* Tasks and exercises
A. In the blood donation post, what disease was Ryan diagnosed with?
B. List every person named in the blood donation post.
C. Continue the blood donation post about Ryan from its final sentence.

* Page extract

____

Friday, February 8, 2013 at 11:42AM
Laurie Brady - Webmaster

When Angie Heyboer was a kid her father would come home occasionally wearing an “I Donated” sticker, which he would always put on her nose or forehead as he walked through the door. It took her several years to figure out what he was donating, but it wasn’t until her own son needed blood that she realized how important those donations were.

Ryan was diagnosed with Acute Lymphoblastic Leukemia when we was two-and-a-half years old, and over the last three years has received numerous blood transfusions. The day he was admitted into the pediatric intensive care unit he received both a red blood cell transfusion and a platelet transfusion. His platelet counts were so low that the doctors were surprised he hadn’t bled to death.

____

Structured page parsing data

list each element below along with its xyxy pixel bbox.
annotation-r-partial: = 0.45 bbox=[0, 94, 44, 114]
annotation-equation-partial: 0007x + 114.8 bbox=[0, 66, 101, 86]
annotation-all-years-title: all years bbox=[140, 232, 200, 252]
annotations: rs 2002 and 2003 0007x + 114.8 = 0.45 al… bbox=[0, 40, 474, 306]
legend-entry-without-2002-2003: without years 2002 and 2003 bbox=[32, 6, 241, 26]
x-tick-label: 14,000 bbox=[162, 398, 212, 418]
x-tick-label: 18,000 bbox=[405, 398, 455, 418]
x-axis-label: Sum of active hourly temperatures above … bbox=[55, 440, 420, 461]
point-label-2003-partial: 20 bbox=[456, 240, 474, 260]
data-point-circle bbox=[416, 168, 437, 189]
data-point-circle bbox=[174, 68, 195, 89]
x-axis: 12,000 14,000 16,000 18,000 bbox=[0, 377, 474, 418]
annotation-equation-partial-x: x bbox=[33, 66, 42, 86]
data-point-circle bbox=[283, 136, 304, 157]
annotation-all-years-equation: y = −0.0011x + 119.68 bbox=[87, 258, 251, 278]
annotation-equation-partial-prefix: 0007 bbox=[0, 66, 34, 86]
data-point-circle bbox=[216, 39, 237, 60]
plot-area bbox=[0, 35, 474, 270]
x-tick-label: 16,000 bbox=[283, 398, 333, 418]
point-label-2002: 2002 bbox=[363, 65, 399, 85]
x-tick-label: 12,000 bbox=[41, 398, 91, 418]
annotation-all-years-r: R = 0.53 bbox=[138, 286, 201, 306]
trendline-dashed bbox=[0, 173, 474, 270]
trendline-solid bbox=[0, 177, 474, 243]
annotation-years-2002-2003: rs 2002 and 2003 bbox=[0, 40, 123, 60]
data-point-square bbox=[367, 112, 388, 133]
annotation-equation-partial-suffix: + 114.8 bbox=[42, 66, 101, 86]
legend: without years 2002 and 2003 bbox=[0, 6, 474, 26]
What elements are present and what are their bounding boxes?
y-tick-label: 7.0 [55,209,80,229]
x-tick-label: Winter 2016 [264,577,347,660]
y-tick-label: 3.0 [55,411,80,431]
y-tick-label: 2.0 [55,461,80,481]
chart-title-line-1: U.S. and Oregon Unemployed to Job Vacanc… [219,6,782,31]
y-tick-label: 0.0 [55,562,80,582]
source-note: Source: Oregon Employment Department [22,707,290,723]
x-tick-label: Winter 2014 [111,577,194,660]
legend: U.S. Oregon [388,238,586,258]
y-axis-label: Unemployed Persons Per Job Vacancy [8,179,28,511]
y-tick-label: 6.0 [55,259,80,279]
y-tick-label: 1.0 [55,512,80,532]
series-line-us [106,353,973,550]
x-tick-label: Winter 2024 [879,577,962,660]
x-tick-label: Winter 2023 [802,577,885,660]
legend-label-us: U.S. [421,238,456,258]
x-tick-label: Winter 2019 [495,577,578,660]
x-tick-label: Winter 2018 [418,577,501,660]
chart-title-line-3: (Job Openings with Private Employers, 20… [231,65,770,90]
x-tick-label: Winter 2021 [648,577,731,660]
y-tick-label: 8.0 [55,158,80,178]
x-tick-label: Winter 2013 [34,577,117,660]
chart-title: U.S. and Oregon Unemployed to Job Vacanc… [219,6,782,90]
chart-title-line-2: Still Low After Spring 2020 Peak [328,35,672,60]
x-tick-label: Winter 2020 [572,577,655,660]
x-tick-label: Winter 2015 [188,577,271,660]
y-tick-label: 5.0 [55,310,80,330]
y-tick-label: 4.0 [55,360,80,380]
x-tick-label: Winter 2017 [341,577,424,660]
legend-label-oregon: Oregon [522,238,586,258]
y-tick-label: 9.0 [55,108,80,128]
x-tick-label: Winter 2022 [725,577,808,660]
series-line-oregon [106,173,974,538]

____

* Outputs in order
A. Acute Lymphoblastic Leukemia.

B. Laurie Brady, Angie Heyboer, Ryan

C.
“Cancer is a scary word,” says Angie, “especially when you’re told your child has it. We were given so much information, lived through new procedures and new medications and the idea of the unknown. My little boy has had to fight harder than anyone I have ever met. Had it not been for the numerous blood transfusions he received, he wouldn’t have even gotten the chance to fight and show me what a strong little guy he is.”

Ryan is scheduled to be done with his treatment for leukemia in February, 2013. Angie donates blood now, just like her father did. “I give blood to give someone else a fighting chance.”